— begin Provided records —

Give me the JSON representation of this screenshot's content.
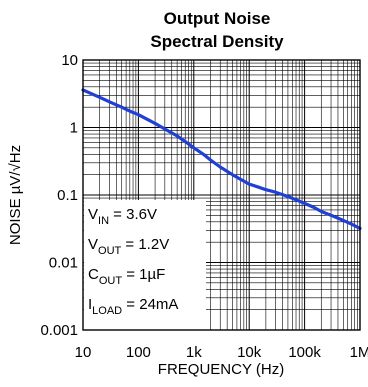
{
  "chart_data": {
    "type": "line",
    "title_line1": "Output Noise",
    "title_line2": "Spectral Density",
    "xlabel": "FREQUENCY (Hz)",
    "ylabel": "NOISE µV/√Hz",
    "x_scale": "log",
    "y_scale": "log",
    "xlim": [
      10,
      1000000
    ],
    "ylim": [
      0.001,
      10
    ],
    "grid": true,
    "x_ticks": [
      "10",
      "100",
      "1k",
      "10k",
      "100k",
      "1M"
    ],
    "y_ticks": [
      "10",
      "1",
      "0.1",
      "0.01",
      "0.001"
    ],
    "series": [
      {
        "color": "#1f3fd6",
        "x": [
          10,
          15,
          20,
          30,
          50,
          70,
          100,
          150,
          200,
          300,
          500,
          700,
          1000,
          1500,
          2000,
          3000,
          5000,
          7000,
          10000,
          15000,
          20000,
          30000,
          50000,
          70000,
          100000,
          150000,
          200000,
          300000,
          500000,
          700000,
          1000000
        ],
        "y": [
          3.6,
          3.1,
          2.8,
          2.4,
          2.0,
          1.75,
          1.55,
          1.3,
          1.15,
          0.95,
          0.75,
          0.62,
          0.5,
          0.4,
          0.33,
          0.26,
          0.2,
          0.17,
          0.145,
          0.13,
          0.12,
          0.11,
          0.095,
          0.085,
          0.075,
          0.065,
          0.057,
          0.05,
          0.042,
          0.037,
          0.032
        ]
      }
    ],
    "conditions": [
      {
        "main": "V",
        "sub": "IN",
        "rest": " = 3.6V"
      },
      {
        "main": "V",
        "sub": "OUT",
        "rest": " = 1.2V"
      },
      {
        "main": "C",
        "sub": "OUT",
        "rest": " = 1µF"
      },
      {
        "main": "I",
        "sub": "LOAD",
        "rest": " = 24mA"
      }
    ]
  }
}
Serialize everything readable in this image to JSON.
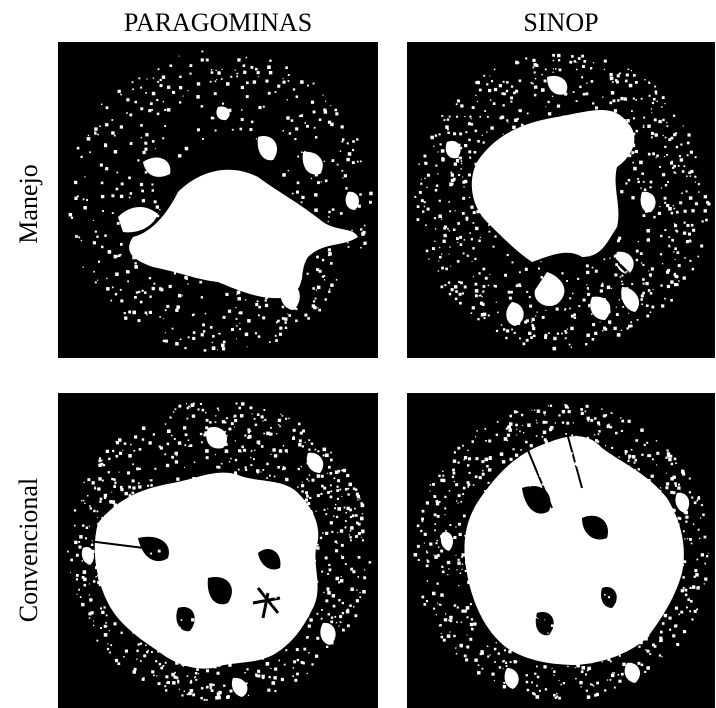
{
  "columns": [
    "PARAGOMINAS",
    "SINOP"
  ],
  "rows": [
    "Manejo",
    "Convencional"
  ],
  "panels": [
    {
      "id": "paragominas-manejo",
      "seed": 11,
      "opening_level": 0.55
    },
    {
      "id": "sinop-manejo",
      "seed": 23,
      "opening_level": 0.8
    },
    {
      "id": "paragominas-convencional",
      "seed": 37,
      "opening_level": 0.95
    },
    {
      "id": "sinop-convencional",
      "seed": 51,
      "opening_level": 0.9
    }
  ],
  "colors": {
    "canopy": "#000000",
    "sky": "#ffffff",
    "background": "#ffffff"
  }
}
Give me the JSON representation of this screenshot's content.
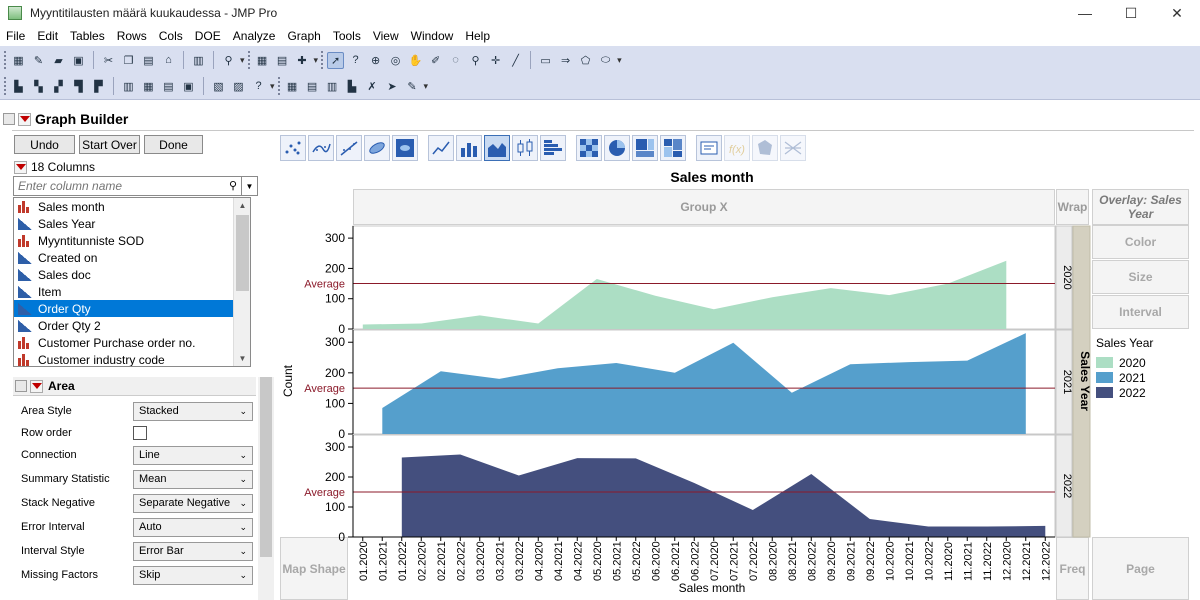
{
  "window": {
    "title": "Myyntitilausten määrä kuukaudessa - JMP Pro",
    "minimize": "—",
    "maximize": "☐",
    "close": "✕"
  },
  "menu": [
    "File",
    "Edit",
    "Tables",
    "Rows",
    "Cols",
    "DOE",
    "Analyze",
    "Graph",
    "Tools",
    "View",
    "Window",
    "Help"
  ],
  "graph_builder": {
    "title": "Graph Builder",
    "buttons": {
      "undo": "Undo",
      "start_over": "Start Over",
      "done": "Done"
    },
    "columns_count": "18 Columns",
    "search_placeholder": "Enter column name",
    "columns": [
      {
        "name": "Sales month",
        "type": "nominal"
      },
      {
        "name": "Sales Year",
        "type": "continuous"
      },
      {
        "name": "Myyntitunniste SOD",
        "type": "nominal"
      },
      {
        "name": "Created on",
        "type": "continuous"
      },
      {
        "name": "Sales doc",
        "type": "continuous"
      },
      {
        "name": "Item",
        "type": "continuous"
      },
      {
        "name": "Order Qty",
        "type": "continuous",
        "selected": true
      },
      {
        "name": "Order Qty 2",
        "type": "continuous"
      },
      {
        "name": "Customer Purchase order no.",
        "type": "nominal"
      },
      {
        "name": "Customer industry code",
        "type": "nominal"
      }
    ],
    "area_panel": {
      "title": "Area",
      "properties": [
        {
          "label": "Area Style",
          "value": "Stacked",
          "kind": "select"
        },
        {
          "label": "Row order",
          "value": "",
          "kind": "checkbox"
        },
        {
          "label": "Connection",
          "value": "Line",
          "kind": "select"
        },
        {
          "label": "Summary Statistic",
          "value": "Mean",
          "kind": "select"
        },
        {
          "label": "Stack Negative",
          "value": "Separate Negative",
          "kind": "select"
        },
        {
          "label": "Error Interval",
          "value": "Auto",
          "kind": "select"
        },
        {
          "label": "Interval Style",
          "value": "Error Bar",
          "kind": "select"
        },
        {
          "label": "Missing Factors",
          "value": "Skip",
          "kind": "select"
        }
      ]
    },
    "zones": {
      "group_x": "Group X",
      "wrap": "Wrap",
      "overlay": "Overlay: Sales Year",
      "color": "Color",
      "size": "Size",
      "interval": "Interval",
      "map_shape": "Map Shape",
      "freq": "Freq",
      "page": "Page"
    },
    "legend": {
      "title": "Sales Year",
      "items": [
        {
          "label": "2020",
          "color": "#acdec4"
        },
        {
          "label": "2021",
          "color": "#559fcc"
        },
        {
          "label": "2022",
          "color": "#444f7e"
        }
      ]
    }
  },
  "chart_data": {
    "type": "area",
    "title": "Sales month",
    "xlabel": "Sales month",
    "ylabel": "Count",
    "group_y_label": "Sales Year",
    "reference_line_label": "Average",
    "reference_line_color": "#8b1a2a",
    "ylim": [
      0,
      340
    ],
    "yticks": [
      0,
      100,
      200,
      300
    ],
    "categories": [
      "01.2020",
      "01.2021",
      "01.2022",
      "02.2020",
      "02.2021",
      "02.2022",
      "03.2020",
      "03.2021",
      "03.2022",
      "04.2020",
      "04.2021",
      "04.2022",
      "05.2020",
      "05.2021",
      "05.2022",
      "06.2020",
      "06.2021",
      "06.2022",
      "07.2020",
      "07.2021",
      "07.2022",
      "08.2020",
      "08.2021",
      "08.2022",
      "09.2020",
      "09.2021",
      "09.2022",
      "10.2020",
      "10.2021",
      "10.2022",
      "11.2020",
      "11.2021",
      "11.2022",
      "12.2020",
      "12.2021",
      "12.2022"
    ],
    "panels": [
      {
        "name": "2020",
        "color": "#acdec4",
        "average": 150,
        "x": [
          "01.2020",
          "02.2020",
          "03.2020",
          "04.2020",
          "05.2020",
          "06.2020",
          "07.2020",
          "08.2020",
          "09.2020",
          "10.2020",
          "11.2020",
          "12.2020"
        ],
        "values": [
          15,
          18,
          45,
          18,
          165,
          110,
          65,
          105,
          135,
          112,
          150,
          225
        ]
      },
      {
        "name": "2021",
        "color": "#559fcc",
        "average": 150,
        "x": [
          "01.2021",
          "02.2021",
          "03.2021",
          "04.2021",
          "05.2021",
          "06.2021",
          "07.2021",
          "08.2021",
          "09.2021",
          "10.2021",
          "11.2021",
          "12.2021"
        ],
        "values": [
          85,
          205,
          180,
          215,
          232,
          200,
          298,
          135,
          228,
          235,
          240,
          330
        ]
      },
      {
        "name": "2022",
        "color": "#444f7e",
        "average": 150,
        "x": [
          "01.2022",
          "02.2022",
          "03.2022",
          "04.2022",
          "05.2022",
          "06.2022",
          "07.2022",
          "08.2022",
          "09.2022",
          "10.2022",
          "11.2022",
          "12.2022"
        ],
        "values": [
          265,
          275,
          205,
          263,
          262,
          180,
          90,
          210,
          60,
          35,
          35,
          37
        ]
      }
    ],
    "grid": false,
    "legend_position": "right"
  }
}
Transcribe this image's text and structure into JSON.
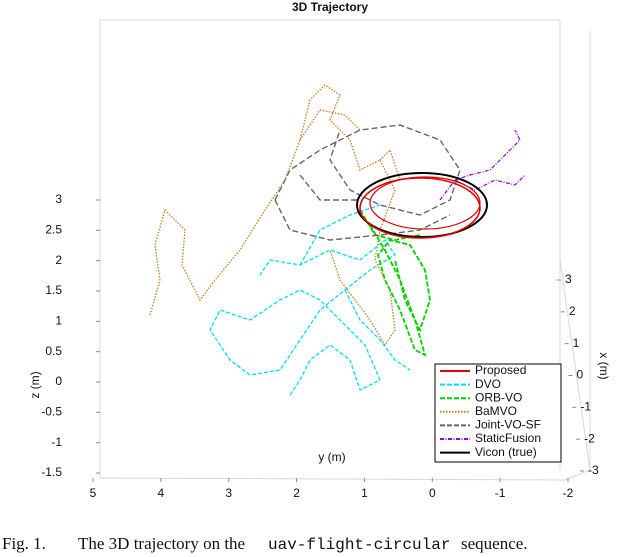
{
  "chart_data": {
    "type": "trajectory3d",
    "title": "3D Trajectory",
    "zlabel": "z (m)",
    "ylabel": "y (m)",
    "xlabel": "x (m)",
    "zlim": [
      -1.5,
      3
    ],
    "zticks": [
      -1.5,
      -1,
      -0.5,
      0,
      0.5,
      1,
      1.5,
      2,
      2.5,
      3
    ],
    "ylim": [
      5,
      -2
    ],
    "yticks": [
      5,
      4,
      3,
      2,
      1,
      0,
      -1,
      -2
    ],
    "xlim": [
      3,
      -3
    ],
    "xticks": [
      3,
      2,
      1,
      0,
      -1,
      -2,
      -3
    ],
    "legend": [
      {
        "name": "Proposed",
        "color": "#e00000",
        "dash": "solid"
      },
      {
        "name": "DVO",
        "color": "#00e0e8",
        "dash": "dashed"
      },
      {
        "name": "ORB-VO",
        "color": "#00d000",
        "dash": "dashed"
      },
      {
        "name": "BaMVO",
        "color": "#c08020",
        "dash": "dotted"
      },
      {
        "name": "Joint-VO-SF",
        "color": "#666666",
        "dash": "dashed"
      },
      {
        "name": "StaticFusion",
        "color": "#9a00c8",
        "dash": "dashdot"
      },
      {
        "name": "Vicon (true)",
        "color": "#000000",
        "dash": "solid"
      }
    ]
  },
  "caption": {
    "label": "Fig. 1.",
    "text": "The 3D trajectory on the",
    "code": "uav-flight-circular",
    "end": "sequence."
  }
}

— end Provided records —

Your task is to repeat exactly the lines from the one containing "Transcribe this image's" through the end of the material, both included, and only those, without pictures.

Transcribe this image's text and structure into JSON.
{
  "chart_data": {
    "type": "trajectory3d",
    "title": "3D Trajectory",
    "zlabel": "z (m)",
    "ylabel": "y (m)",
    "xlabel": "x (m)",
    "zlim": [
      -1.5,
      3
    ],
    "zticks": [
      -1.5,
      -1,
      -0.5,
      0,
      0.5,
      1,
      1.5,
      2,
      2.5,
      3
    ],
    "ylim": [
      5,
      -2
    ],
    "yticks": [
      5,
      4,
      3,
      2,
      1,
      0,
      -1,
      -2
    ],
    "xlim": [
      3,
      -3
    ],
    "xticks": [
      3,
      2,
      1,
      0,
      -1,
      -2,
      -3
    ],
    "legend": [
      {
        "name": "Proposed",
        "color": "#e00000",
        "dash": "solid"
      },
      {
        "name": "DVO",
        "color": "#00e0e8",
        "dash": "dashed"
      },
      {
        "name": "ORB-VO",
        "color": "#00d000",
        "dash": "dashed"
      },
      {
        "name": "BaMVO",
        "color": "#c08020",
        "dash": "dotted"
      },
      {
        "name": "Joint-VO-SF",
        "color": "#666666",
        "dash": "dashed"
      },
      {
        "name": "StaticFusion",
        "color": "#9a00c8",
        "dash": "dashdot"
      },
      {
        "name": "Vicon (true)",
        "color": "#000000",
        "dash": "solid"
      }
    ]
  },
  "caption": {
    "label": "Fig. 1.",
    "text": "The 3D trajectory on the",
    "code": "uav-flight-circular",
    "end": "sequence."
  }
}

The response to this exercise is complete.